* [Records from a data collection]:
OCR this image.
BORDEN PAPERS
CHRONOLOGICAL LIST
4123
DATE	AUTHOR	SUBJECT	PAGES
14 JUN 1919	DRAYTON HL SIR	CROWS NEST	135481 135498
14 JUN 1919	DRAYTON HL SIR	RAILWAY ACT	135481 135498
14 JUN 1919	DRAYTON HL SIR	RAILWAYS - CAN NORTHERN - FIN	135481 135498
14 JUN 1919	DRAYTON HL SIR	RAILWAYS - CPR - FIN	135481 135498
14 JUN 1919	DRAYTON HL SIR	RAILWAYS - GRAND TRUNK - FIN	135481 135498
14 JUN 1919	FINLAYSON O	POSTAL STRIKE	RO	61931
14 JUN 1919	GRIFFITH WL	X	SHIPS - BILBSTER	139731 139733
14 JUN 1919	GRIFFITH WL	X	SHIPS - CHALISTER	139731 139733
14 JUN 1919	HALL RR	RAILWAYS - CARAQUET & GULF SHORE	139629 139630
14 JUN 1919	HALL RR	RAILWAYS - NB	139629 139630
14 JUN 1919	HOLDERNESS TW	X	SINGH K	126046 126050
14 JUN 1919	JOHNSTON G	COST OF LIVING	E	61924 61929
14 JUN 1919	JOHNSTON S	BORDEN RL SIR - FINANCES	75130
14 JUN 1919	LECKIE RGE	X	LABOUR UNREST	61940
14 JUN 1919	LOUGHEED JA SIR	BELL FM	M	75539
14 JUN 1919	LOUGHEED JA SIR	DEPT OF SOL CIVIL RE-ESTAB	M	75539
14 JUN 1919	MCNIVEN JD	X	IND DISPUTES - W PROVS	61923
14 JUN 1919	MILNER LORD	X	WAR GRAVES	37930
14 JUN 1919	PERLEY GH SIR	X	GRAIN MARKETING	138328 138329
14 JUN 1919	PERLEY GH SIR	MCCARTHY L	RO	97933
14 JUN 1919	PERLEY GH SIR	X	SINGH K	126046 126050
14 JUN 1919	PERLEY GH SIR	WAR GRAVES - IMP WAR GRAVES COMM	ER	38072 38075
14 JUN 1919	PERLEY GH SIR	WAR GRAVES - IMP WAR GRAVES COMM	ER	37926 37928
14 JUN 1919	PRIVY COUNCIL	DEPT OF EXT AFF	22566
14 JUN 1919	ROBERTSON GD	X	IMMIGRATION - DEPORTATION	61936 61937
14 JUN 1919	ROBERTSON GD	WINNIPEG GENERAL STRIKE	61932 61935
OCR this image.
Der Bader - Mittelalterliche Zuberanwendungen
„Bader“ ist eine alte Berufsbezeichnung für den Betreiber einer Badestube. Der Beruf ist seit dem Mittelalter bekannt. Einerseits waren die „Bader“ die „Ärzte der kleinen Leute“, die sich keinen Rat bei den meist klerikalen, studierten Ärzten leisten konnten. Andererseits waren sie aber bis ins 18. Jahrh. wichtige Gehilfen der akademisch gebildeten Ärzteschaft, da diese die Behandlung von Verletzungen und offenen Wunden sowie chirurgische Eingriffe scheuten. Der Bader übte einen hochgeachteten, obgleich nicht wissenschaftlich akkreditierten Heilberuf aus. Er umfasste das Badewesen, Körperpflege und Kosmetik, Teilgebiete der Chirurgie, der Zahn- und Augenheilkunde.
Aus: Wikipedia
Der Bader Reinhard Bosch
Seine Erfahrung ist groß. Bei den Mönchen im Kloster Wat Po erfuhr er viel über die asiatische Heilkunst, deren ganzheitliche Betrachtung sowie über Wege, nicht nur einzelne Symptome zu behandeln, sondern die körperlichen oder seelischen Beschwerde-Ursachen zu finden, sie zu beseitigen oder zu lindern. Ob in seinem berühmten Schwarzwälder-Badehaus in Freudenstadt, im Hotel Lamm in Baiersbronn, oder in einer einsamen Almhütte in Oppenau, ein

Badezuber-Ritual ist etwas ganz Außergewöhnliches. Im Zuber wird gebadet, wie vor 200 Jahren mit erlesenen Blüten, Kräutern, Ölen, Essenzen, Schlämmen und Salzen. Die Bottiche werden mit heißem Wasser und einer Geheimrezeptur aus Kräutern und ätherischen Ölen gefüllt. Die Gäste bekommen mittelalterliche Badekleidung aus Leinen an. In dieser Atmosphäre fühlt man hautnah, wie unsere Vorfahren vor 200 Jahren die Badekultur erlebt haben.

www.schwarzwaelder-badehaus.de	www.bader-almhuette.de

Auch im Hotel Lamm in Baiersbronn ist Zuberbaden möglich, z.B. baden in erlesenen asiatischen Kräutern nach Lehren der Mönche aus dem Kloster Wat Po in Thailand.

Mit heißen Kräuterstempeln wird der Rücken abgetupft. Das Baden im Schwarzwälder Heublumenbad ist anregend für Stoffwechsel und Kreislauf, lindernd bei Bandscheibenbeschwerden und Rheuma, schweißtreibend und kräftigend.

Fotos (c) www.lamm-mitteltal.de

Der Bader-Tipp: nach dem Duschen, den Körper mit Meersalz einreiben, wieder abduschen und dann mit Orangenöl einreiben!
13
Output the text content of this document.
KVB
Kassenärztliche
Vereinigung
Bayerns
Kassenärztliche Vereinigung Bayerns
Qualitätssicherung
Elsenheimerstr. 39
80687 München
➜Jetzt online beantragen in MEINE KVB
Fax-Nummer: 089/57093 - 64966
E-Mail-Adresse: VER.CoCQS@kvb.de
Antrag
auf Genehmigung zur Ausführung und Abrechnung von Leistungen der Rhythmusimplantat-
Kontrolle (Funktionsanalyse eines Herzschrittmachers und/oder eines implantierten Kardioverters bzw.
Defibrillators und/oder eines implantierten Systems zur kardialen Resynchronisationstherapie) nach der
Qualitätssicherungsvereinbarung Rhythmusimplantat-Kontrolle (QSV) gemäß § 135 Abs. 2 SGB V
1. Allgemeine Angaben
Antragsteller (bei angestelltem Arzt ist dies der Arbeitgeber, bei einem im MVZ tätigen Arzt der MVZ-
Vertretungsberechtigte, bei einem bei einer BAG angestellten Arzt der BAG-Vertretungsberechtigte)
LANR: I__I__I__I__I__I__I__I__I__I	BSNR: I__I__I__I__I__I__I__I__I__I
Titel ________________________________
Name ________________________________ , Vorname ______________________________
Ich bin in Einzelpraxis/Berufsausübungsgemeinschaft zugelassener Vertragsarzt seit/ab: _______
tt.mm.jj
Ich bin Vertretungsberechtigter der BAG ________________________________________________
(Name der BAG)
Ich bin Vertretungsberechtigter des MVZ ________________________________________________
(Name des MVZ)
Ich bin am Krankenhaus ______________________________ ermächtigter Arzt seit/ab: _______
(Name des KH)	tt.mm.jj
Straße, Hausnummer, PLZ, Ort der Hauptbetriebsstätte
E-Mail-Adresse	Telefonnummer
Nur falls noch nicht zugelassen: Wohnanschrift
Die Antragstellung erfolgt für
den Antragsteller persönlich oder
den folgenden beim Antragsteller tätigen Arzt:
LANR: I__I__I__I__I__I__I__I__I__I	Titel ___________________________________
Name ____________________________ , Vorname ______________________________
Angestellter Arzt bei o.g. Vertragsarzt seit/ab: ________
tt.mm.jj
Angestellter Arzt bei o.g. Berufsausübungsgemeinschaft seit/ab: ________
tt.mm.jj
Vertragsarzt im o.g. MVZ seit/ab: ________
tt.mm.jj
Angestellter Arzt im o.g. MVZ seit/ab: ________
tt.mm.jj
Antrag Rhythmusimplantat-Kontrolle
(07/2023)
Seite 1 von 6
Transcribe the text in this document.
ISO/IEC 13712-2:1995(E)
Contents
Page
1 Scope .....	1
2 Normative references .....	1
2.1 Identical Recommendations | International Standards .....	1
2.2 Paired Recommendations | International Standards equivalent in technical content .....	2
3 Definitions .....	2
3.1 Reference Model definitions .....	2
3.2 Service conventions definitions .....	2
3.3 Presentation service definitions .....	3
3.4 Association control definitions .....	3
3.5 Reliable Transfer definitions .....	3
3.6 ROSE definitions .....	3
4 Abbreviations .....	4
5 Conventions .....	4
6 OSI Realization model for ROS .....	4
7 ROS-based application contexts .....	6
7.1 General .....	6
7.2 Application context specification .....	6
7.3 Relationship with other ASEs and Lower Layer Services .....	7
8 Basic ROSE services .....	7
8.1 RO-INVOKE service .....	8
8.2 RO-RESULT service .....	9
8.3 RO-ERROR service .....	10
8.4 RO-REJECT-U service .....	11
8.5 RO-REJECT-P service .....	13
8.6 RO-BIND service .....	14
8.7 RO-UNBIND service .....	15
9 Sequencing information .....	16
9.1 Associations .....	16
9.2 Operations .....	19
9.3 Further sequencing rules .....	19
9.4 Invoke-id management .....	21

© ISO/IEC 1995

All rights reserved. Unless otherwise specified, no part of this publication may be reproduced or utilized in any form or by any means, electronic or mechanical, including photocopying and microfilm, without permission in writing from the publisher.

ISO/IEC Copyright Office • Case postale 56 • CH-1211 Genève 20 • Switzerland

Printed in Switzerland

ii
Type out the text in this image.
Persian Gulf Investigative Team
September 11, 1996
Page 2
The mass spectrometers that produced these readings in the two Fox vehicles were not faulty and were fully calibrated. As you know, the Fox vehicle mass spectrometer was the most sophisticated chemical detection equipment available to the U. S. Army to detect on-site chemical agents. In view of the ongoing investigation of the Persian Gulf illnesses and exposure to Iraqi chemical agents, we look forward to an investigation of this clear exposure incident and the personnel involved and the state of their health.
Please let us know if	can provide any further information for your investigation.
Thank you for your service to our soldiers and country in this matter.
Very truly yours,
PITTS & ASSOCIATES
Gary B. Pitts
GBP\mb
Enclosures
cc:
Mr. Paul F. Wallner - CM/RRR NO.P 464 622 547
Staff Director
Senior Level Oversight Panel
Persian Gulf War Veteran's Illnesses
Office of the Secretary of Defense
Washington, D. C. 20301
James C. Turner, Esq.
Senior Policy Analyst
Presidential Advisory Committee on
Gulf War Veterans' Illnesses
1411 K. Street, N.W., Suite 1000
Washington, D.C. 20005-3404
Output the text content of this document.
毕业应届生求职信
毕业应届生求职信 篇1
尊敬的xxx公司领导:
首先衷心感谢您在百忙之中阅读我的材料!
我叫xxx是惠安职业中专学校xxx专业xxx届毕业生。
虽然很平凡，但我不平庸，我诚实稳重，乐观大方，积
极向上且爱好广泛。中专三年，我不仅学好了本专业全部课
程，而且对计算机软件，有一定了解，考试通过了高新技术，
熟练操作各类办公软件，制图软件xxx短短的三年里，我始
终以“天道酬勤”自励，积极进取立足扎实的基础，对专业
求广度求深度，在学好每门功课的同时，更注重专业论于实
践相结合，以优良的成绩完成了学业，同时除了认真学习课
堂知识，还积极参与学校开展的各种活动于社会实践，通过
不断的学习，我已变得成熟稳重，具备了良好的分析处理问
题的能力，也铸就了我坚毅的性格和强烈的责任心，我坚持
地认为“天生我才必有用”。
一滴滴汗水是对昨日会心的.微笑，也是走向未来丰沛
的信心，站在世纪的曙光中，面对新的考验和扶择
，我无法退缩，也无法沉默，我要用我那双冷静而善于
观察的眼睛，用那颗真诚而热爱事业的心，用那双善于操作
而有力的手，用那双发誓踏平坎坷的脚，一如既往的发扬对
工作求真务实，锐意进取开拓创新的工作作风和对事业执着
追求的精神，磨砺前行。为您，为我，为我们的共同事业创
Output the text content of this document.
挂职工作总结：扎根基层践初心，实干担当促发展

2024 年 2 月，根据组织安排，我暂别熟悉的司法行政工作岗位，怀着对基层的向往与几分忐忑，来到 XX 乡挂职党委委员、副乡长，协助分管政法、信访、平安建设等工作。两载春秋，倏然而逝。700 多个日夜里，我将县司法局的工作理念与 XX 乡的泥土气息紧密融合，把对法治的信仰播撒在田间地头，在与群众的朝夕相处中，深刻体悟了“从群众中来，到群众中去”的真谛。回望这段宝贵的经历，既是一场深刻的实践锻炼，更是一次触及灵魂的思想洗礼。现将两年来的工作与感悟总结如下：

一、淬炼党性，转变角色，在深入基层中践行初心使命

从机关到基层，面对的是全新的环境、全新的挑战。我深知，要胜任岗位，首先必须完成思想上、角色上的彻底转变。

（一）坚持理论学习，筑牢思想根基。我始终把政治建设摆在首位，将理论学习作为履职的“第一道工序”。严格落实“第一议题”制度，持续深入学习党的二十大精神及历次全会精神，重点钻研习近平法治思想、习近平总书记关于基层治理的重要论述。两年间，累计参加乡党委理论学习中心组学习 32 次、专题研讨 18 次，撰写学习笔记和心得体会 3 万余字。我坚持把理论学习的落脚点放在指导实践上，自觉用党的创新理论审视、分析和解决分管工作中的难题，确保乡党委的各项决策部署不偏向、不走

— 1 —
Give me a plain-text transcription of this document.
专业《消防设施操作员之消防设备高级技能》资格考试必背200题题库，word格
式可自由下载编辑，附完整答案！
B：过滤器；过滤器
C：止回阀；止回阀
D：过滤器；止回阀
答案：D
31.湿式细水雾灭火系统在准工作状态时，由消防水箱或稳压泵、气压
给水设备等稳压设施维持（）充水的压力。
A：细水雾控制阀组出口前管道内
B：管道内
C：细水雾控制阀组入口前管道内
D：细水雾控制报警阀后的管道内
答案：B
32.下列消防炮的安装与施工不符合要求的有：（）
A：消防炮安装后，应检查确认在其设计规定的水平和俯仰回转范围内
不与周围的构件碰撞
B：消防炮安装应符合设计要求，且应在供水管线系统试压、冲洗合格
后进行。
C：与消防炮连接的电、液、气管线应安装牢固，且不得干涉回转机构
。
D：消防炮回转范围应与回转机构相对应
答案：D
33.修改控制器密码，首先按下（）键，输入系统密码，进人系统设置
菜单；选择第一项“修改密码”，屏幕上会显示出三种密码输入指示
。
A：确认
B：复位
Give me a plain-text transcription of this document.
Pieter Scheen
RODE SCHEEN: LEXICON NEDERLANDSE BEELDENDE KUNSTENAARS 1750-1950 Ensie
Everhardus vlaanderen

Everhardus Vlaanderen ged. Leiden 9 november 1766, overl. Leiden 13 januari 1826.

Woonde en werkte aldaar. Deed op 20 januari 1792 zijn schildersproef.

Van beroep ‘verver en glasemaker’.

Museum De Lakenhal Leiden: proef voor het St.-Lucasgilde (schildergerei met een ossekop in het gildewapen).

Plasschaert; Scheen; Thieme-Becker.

* [Written request]:
Show the lines of the records that include the string "Recommendations".

* [The solution]:
2.1 Identical Recommendations | International Standards .....	1
2.2 Paired Recommendations | International Standards equivalent in technical content .....	2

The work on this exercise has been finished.